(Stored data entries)
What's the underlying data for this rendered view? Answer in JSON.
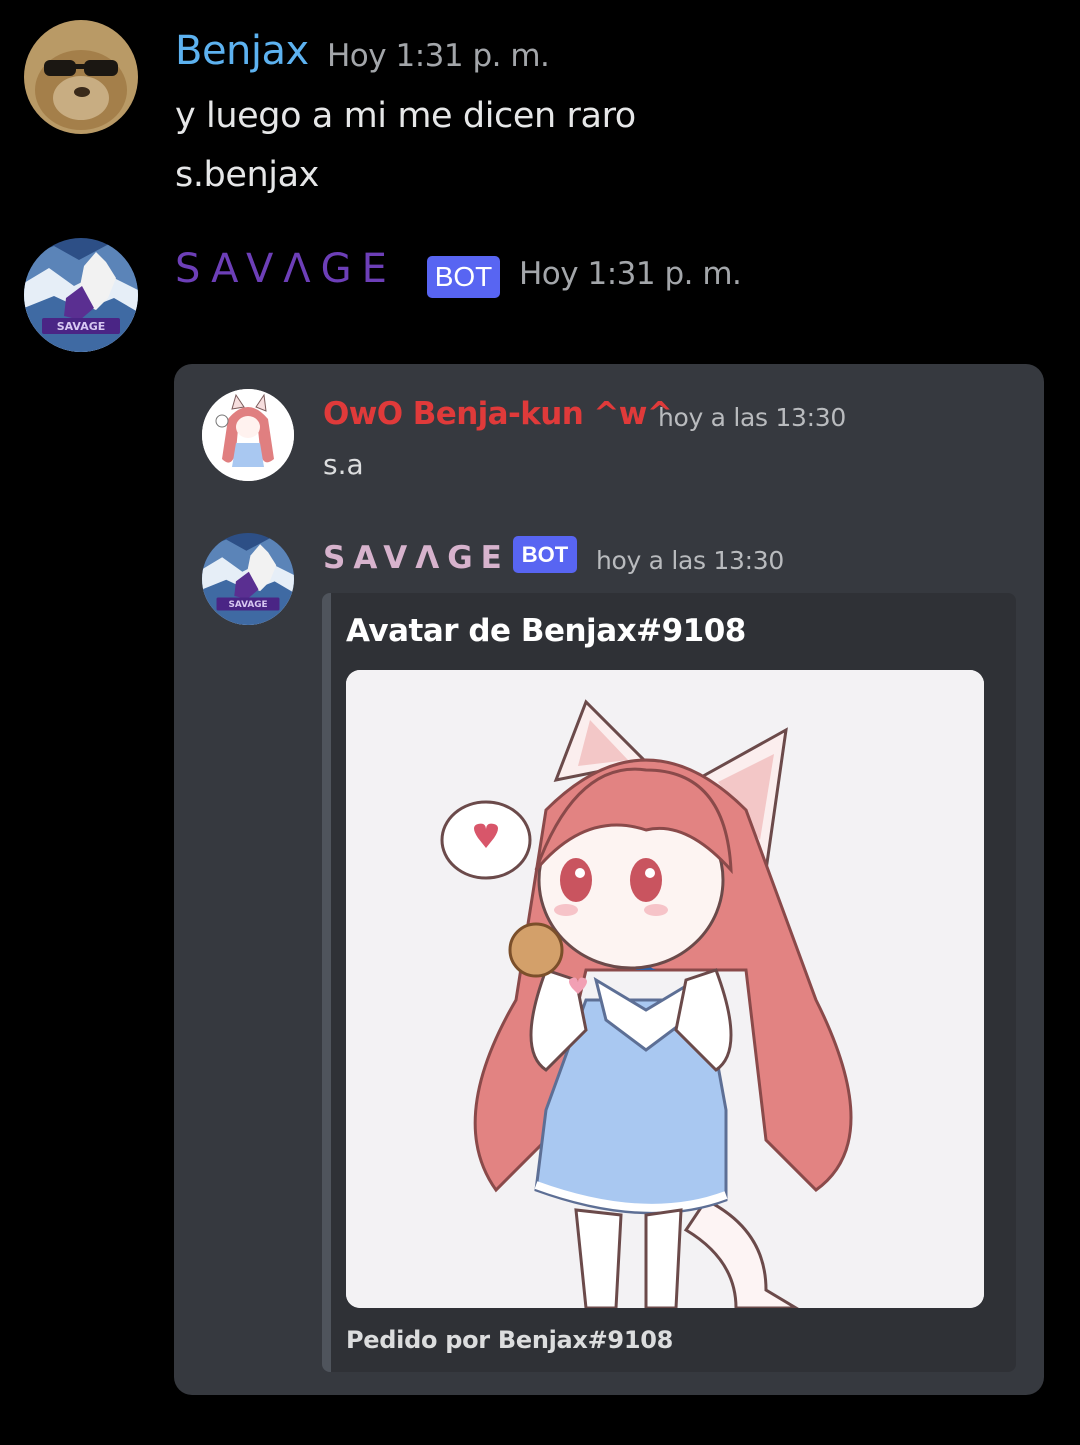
{
  "messages": [
    {
      "author": "Benjax",
      "author_color": "#5db2f0",
      "timestamp": "Hoy 1:31 p. m.",
      "avatar_icon": "dog-with-sunglasses-avatar",
      "lines": [
        "y luego a mi me dicen raro",
        "s.benjax"
      ]
    },
    {
      "author": "SAVΛGE",
      "author_color": "#6d3fb8",
      "bot_tag": "BOT",
      "timestamp": "Hoy 1:31 p. m.",
      "avatar_icon": "howling-wolf-avatar",
      "avatar_logo_text": "SAVAGE",
      "quoted": {
        "messages": [
          {
            "author": "OwO Benja-kun ^w^",
            "author_color": "#e03a3a",
            "timestamp": "hoy a las 13:30",
            "avatar_icon": "anime-cat-girl-avatar",
            "text": "s.a"
          },
          {
            "author": "SAVΛGE",
            "author_color": "#d7b3cd",
            "bot_tag": "BOT",
            "timestamp": "hoy a las 13:30",
            "avatar_icon": "howling-wolf-avatar",
            "embed": {
              "title": "Avatar de Benjax#9108",
              "image_icon": "anime-cat-girl-illustration",
              "footer": "Pedido por Benjax#9108"
            }
          }
        ]
      }
    }
  ],
  "colors": {
    "background": "#000000",
    "panel": "#36393f",
    "embed": "#2f3136",
    "bot_tag": "#5865f2",
    "timestamp": "#a3a6aa"
  }
}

What this task involves>
Output a faithful copy of the data, with each picture left out.

Result of the exercise>
What's the underlying data for this rendered view? Answer in JSON.
{
  "messages": [
    {
      "author": "Benjax",
      "author_color": "#5db2f0",
      "timestamp": "Hoy 1:31 p. m.",
      "avatar_icon": "dog-with-sunglasses-avatar",
      "lines": [
        "y luego a mi me dicen raro",
        "s.benjax"
      ]
    },
    {
      "author": "SAVΛGE",
      "author_color": "#6d3fb8",
      "bot_tag": "BOT",
      "timestamp": "Hoy 1:31 p. m.",
      "avatar_icon": "howling-wolf-avatar",
      "avatar_logo_text": "SAVAGE",
      "quoted": {
        "messages": [
          {
            "author": "OwO Benja-kun ^w^",
            "author_color": "#e03a3a",
            "timestamp": "hoy a las 13:30",
            "avatar_icon": "anime-cat-girl-avatar",
            "text": "s.a"
          },
          {
            "author": "SAVΛGE",
            "author_color": "#d7b3cd",
            "bot_tag": "BOT",
            "timestamp": "hoy a las 13:30",
            "avatar_icon": "howling-wolf-avatar",
            "embed": {
              "title": "Avatar de Benjax#9108",
              "image_icon": "anime-cat-girl-illustration",
              "footer": "Pedido por Benjax#9108"
            }
          }
        ]
      }
    }
  ],
  "colors": {
    "background": "#000000",
    "panel": "#36393f",
    "embed": "#2f3136",
    "bot_tag": "#5865f2",
    "timestamp": "#a3a6aa"
  }
}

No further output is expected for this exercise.